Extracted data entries
- - -

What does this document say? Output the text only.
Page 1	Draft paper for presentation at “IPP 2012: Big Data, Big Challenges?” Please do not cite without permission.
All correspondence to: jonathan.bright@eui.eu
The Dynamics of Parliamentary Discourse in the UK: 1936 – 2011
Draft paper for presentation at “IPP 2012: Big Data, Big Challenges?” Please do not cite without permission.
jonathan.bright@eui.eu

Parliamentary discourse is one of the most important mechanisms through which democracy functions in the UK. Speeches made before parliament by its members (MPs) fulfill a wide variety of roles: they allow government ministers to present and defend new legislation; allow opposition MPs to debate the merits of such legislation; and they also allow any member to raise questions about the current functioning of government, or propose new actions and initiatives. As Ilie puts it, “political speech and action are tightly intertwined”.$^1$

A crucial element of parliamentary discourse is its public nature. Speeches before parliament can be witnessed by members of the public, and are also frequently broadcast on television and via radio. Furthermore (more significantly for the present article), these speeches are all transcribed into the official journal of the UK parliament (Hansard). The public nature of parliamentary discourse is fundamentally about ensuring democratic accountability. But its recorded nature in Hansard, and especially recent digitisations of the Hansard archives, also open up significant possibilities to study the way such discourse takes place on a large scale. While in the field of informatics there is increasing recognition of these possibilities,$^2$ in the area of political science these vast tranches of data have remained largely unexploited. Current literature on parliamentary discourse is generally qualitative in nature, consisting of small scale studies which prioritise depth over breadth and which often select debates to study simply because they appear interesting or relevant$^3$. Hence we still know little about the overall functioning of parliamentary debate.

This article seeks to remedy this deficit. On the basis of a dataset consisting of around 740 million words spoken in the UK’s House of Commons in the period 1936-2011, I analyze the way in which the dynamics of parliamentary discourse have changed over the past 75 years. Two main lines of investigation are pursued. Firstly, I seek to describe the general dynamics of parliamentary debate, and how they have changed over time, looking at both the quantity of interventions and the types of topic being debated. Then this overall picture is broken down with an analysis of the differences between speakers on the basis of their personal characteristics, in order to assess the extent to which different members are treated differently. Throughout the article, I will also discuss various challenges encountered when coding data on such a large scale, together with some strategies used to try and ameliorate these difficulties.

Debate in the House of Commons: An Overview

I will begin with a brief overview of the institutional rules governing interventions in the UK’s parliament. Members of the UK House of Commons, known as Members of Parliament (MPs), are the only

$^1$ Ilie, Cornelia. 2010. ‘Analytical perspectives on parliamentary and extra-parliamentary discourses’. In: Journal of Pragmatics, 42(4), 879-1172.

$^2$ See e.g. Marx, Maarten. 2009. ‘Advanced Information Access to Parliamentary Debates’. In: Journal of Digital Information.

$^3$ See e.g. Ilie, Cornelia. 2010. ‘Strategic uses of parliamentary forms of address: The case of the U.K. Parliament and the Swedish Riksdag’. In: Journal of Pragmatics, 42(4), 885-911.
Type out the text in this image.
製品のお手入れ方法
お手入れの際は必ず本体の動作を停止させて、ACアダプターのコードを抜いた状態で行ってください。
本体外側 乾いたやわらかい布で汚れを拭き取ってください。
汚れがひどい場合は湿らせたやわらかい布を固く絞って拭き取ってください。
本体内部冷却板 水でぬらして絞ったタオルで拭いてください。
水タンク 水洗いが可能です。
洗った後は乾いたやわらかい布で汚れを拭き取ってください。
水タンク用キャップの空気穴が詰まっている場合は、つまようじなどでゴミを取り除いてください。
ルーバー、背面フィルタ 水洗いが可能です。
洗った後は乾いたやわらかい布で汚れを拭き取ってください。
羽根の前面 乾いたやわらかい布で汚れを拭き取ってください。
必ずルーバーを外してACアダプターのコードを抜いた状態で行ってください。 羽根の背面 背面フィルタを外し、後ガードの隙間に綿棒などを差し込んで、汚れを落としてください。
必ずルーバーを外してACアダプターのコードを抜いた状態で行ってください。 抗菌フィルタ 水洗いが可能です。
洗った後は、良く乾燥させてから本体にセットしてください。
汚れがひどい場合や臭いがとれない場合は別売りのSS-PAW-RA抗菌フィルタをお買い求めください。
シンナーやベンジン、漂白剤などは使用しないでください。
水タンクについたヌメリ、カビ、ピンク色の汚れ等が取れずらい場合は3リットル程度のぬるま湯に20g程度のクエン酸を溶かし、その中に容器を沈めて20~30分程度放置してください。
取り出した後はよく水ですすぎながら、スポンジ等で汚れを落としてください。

- - -

WHAT THIS TASK INVOLVES:
In the records above, locate each line with the word "Ilie". Copy all such lines.

COMPLETE RESPONSE:
Parliamentary discourse is one of the most important mechanisms through which democracy functions in the UK. Speeches made before parliament by its members (MPs) fulfill a wide variety of roles: they allow government ministers to present and defend new legislation; allow opposition MPs to debate the merits of such legislation; and they also allow any member to raise questions about the current functioning of government, or propose new actions and initiatives. As Ilie puts it, “political speech and action are tightly intertwined”.$^1$
$^1$ Ilie, Cornelia. 2010. ‘Analytical perspectives on parliamentary and extra-parliamentary discourses’. In: Journal of Pragmatics, 42(4), 879-1172.
$^3$ See e.g. Ilie, Cornelia. 2010. ‘Strategic uses of parliamentary forms of address: The case of the U.K. Parliament and the Swedish Riksdag’. In: Journal of Pragmatics, 42(4), 885-911.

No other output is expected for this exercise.